Exercise instructions:
Every line of the records must be repeated exactly; pictures stay out.

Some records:
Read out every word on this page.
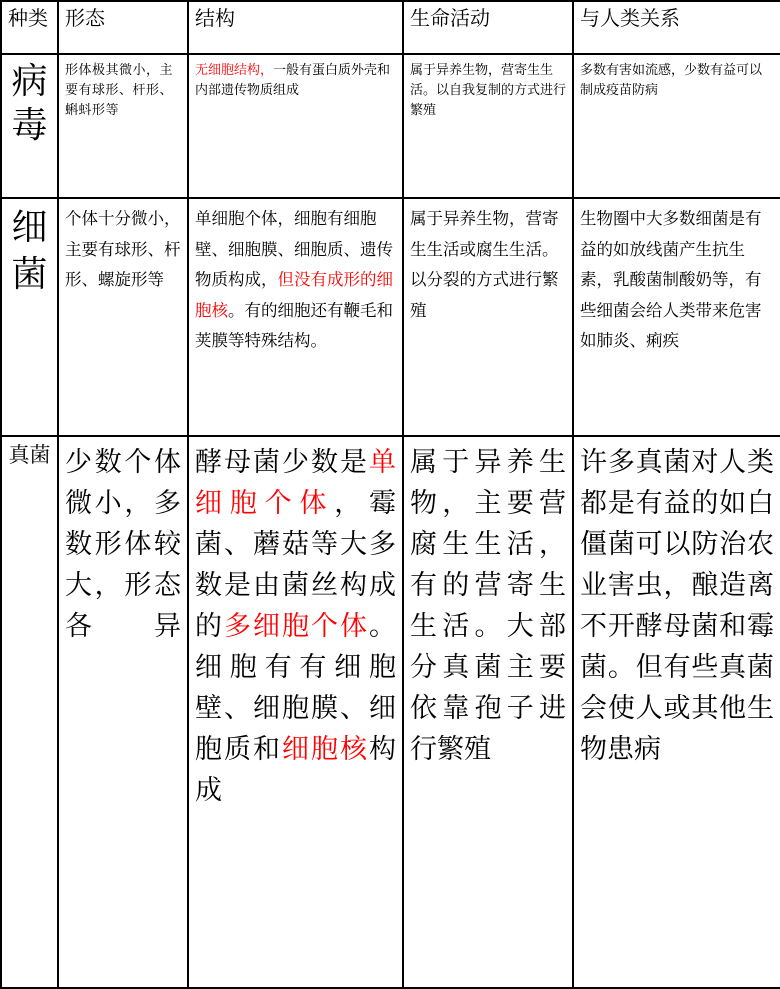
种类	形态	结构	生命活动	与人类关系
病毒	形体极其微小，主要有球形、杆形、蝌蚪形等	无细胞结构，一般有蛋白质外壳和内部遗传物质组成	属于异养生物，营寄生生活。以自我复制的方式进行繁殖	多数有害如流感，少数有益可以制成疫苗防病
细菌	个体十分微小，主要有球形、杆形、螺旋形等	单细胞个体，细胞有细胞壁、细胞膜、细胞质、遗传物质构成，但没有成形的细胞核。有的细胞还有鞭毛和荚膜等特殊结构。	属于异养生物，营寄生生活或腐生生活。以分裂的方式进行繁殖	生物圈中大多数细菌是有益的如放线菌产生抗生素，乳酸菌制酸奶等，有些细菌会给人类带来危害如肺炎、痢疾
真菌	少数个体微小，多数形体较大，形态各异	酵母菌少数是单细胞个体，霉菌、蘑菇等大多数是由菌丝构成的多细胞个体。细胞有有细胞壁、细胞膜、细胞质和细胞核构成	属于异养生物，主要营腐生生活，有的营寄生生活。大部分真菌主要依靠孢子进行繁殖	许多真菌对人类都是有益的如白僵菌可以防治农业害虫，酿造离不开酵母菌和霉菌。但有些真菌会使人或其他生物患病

Task response:
Read out every word on this page.
种类	形态	结构	生命活动	与人类关系
病毒	形体极其微小，主要有球形、杆形、蝌蚪形等	无细胞结构，一般有蛋白质外壳和内部遗传物质组成	属于异养生物，营寄生生活。以自我复制的方式进行繁殖	多数有害如流感，少数有益可以制成疫苗防病
细菌	个体十分微小，主要有球形、杆形、螺旋形等	单细胞个体，细胞有细胞壁、细胞膜、细胞质、遗传物质构成，但没有成形的细胞核。有的细胞还有鞭毛和荚膜等特殊结构。	属于异养生物，营寄生生活或腐生生活。以分裂的方式进行繁殖	生物圈中大多数细菌是有益的如放线菌产生抗生素，乳酸菌制酸奶等，有些细菌会给人类带来危害如肺炎、痢疾
真菌	少数个体微小，多数形体较大，形态各异	酵母菌少数是单细胞个体，霉菌、蘑菇等大多数是由菌丝构成的多细胞个体。细胞有有细胞壁、细胞膜、细胞质和细胞核构成	属于异养生物，主要营腐生生活，有的营寄生生活。大部分真菌主要依靠孢子进行繁殖	许多真菌对人类都是有益的如白僵菌可以防治农业害虫，酿造离不开酵母菌和霉菌。但有些真菌会使人或其他生物患病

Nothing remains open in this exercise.